Instructions to follow — Filter the listing and keep only the lines with the word "JSON".

Items listed in a dataset:
## START

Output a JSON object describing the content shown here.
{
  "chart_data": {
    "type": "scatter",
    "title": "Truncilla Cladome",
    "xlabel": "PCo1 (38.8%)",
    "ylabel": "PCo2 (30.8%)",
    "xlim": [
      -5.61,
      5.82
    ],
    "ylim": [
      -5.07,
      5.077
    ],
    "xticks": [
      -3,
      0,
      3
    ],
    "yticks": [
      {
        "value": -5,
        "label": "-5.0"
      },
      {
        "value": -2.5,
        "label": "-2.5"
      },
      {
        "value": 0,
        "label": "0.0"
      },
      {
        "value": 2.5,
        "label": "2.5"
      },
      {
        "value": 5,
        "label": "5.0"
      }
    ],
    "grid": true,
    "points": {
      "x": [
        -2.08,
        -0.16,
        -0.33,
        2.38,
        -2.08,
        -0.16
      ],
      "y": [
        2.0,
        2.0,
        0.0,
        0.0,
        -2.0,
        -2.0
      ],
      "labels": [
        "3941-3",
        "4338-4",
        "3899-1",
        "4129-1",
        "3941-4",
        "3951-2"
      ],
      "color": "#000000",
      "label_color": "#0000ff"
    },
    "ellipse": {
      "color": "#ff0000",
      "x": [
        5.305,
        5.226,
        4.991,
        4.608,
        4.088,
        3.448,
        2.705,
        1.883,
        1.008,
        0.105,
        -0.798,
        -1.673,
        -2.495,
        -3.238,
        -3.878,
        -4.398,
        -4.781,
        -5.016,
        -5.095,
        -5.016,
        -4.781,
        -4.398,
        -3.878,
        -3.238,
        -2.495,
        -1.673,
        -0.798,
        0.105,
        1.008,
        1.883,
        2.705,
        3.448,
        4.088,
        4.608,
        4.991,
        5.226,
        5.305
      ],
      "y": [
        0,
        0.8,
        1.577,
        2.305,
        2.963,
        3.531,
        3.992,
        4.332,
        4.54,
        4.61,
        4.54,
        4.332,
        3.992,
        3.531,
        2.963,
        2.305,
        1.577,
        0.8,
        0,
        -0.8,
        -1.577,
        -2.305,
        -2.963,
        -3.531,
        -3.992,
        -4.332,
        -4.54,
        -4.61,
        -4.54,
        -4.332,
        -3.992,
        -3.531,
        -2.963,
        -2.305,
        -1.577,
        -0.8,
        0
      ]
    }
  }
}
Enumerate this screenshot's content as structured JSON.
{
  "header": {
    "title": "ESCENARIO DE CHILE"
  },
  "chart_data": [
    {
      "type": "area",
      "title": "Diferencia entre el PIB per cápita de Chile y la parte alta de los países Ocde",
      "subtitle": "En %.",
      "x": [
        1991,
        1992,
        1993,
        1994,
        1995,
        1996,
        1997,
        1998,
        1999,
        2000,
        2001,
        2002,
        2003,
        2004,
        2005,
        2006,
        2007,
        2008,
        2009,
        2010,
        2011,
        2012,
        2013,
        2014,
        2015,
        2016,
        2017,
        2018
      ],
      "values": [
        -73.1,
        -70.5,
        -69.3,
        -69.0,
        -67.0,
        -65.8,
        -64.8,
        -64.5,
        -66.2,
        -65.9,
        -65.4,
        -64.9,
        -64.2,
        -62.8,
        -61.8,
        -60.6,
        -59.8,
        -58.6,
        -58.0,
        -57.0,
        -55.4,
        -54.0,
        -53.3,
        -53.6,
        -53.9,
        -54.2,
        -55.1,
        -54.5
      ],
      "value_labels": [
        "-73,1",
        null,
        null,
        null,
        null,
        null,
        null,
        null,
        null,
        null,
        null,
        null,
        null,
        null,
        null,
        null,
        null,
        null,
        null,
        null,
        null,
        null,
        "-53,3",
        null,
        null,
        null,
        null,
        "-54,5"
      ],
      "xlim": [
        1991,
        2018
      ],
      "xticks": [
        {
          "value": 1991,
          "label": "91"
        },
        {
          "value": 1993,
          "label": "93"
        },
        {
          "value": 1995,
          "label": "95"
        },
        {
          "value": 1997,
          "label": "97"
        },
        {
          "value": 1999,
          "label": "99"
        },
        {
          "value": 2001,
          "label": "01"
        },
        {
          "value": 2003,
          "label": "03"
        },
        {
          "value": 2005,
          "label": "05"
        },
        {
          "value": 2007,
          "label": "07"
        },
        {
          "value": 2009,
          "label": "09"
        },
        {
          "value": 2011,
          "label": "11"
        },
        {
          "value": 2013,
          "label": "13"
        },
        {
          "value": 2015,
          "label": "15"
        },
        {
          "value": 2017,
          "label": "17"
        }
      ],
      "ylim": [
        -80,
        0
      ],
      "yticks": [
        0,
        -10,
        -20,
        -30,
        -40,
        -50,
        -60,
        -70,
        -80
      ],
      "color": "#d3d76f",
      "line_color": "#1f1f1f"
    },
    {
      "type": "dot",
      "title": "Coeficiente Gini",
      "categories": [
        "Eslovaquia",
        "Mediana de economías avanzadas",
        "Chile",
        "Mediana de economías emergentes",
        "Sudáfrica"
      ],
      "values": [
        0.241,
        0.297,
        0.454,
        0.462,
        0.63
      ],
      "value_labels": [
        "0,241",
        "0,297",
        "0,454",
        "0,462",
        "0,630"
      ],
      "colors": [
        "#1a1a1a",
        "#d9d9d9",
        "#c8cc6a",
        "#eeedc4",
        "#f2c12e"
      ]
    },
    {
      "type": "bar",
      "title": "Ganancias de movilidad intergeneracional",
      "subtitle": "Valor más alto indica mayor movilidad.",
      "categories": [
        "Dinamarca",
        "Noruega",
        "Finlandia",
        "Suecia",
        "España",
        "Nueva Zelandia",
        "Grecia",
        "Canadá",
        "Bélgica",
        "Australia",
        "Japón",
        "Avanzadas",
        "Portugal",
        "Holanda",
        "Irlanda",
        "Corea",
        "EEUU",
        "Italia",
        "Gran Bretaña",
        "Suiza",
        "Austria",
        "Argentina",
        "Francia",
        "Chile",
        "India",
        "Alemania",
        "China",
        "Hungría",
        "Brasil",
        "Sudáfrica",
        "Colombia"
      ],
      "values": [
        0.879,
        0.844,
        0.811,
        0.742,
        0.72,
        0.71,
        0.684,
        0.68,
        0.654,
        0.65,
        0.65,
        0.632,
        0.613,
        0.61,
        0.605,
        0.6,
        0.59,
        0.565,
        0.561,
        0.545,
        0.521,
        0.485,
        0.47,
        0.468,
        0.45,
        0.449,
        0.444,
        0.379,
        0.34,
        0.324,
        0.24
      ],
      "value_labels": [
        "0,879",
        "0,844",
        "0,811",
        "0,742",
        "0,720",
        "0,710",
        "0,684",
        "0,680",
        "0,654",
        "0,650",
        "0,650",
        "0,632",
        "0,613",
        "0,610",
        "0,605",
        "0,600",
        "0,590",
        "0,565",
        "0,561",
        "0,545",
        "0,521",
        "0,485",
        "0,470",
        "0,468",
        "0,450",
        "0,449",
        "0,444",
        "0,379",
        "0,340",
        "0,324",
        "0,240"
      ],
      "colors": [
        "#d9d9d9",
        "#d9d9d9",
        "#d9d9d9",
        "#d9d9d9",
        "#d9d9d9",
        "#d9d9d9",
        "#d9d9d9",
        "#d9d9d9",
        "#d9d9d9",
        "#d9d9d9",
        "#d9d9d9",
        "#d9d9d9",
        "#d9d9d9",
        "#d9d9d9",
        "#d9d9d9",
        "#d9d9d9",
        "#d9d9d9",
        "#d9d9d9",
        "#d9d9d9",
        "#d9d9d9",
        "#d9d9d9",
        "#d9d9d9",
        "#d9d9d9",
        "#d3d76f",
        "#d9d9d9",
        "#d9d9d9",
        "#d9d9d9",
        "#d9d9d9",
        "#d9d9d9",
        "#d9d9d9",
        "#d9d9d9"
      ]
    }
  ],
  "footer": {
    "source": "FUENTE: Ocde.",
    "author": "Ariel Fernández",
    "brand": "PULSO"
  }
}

## END

Expected output —
Output a JSON object describing the content shown here.
Enumerate this screenshot's content as structured JSON.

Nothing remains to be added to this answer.